▶ _Exercise goal_: Would you restate all the data that follows, word for word?

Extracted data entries
◆ ◆ ◆ ◆ ◆ ◆ ◆
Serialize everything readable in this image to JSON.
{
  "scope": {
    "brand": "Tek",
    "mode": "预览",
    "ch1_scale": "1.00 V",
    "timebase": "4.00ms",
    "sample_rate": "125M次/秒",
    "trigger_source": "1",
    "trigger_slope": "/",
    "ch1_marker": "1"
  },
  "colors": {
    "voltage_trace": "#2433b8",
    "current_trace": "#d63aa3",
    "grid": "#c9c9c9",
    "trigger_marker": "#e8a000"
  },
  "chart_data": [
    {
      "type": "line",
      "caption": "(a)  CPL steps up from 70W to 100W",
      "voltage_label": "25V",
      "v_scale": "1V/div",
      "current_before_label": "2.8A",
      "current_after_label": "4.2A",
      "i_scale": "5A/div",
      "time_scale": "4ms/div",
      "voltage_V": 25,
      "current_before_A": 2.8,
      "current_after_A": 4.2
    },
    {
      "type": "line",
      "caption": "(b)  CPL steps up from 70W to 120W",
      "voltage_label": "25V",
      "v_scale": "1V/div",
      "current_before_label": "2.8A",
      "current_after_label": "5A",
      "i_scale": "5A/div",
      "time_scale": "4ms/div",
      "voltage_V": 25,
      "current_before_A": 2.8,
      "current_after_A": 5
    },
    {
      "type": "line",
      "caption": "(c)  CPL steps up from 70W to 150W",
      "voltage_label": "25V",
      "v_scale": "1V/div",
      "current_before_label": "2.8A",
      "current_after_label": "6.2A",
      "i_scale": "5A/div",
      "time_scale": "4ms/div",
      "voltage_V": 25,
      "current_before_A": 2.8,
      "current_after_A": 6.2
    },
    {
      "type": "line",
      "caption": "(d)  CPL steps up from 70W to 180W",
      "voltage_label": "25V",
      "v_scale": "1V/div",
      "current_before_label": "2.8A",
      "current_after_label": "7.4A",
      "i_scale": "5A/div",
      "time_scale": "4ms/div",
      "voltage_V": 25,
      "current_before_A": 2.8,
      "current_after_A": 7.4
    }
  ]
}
◆ ◆ ◆ ◆ ◆ ◆ ◆
▶ _Answer to this task_:
Serialize everything readable in this image to JSON.
{
  "scope": {
    "brand": "Tek",
    "mode": "预览",
    "ch1_scale": "1.00 V",
    "timebase": "4.00ms",
    "sample_rate": "125M次/秒",
    "trigger_source": "1",
    "trigger_slope": "/",
    "ch1_marker": "1"
  },
  "colors": {
    "voltage_trace": "#2433b8",
    "current_trace": "#d63aa3",
    "grid": "#c9c9c9",
    "trigger_marker": "#e8a000"
  },
  "chart_data": [
    {
      "type": "line",
      "caption": "(a)  CPL steps up from 70W to 100W",
      "voltage_label": "25V",
      "v_scale": "1V/div",
      "current_before_label": "2.8A",
      "current_after_label": "4.2A",
      "i_scale": "5A/div",
      "time_scale": "4ms/div",
      "voltage_V": 25,
      "current_before_A": 2.8,
      "current_after_A": 4.2
    },
    {
      "type": "line",
      "caption": "(b)  CPL steps up from 70W to 120W",
      "voltage_label": "25V",
      "v_scale": "1V/div",
      "current_before_label": "2.8A",
      "current_after_label": "5A",
      "i_scale": "5A/div",
      "time_scale": "4ms/div",
      "voltage_V": 25,
      "current_before_A": 2.8,
      "current_after_A": 5
    },
    {
      "type": "line",
      "caption": "(c)  CPL steps up from 70W to 150W",
      "voltage_label": "25V",
      "v_scale": "1V/div",
      "current_before_label": "2.8A",
      "current_after_label": "6.2A",
      "i_scale": "5A/div",
      "time_scale": "4ms/div",
      "voltage_V": 25,
      "current_before_A": 2.8,
      "current_after_A": 6.2
    },
    {
      "type": "line",
      "caption": "(d)  CPL steps up from 70W to 180W",
      "voltage_label": "25V",
      "v_scale": "1V/div",
      "current_before_label": "2.8A",
      "current_after_label": "7.4A",
      "i_scale": "5A/div",
      "time_scale": "4ms/div",
      "voltage_V": 25,
      "current_before_A": 2.8,
      "current_after_A": 7.4
    }
  ]
}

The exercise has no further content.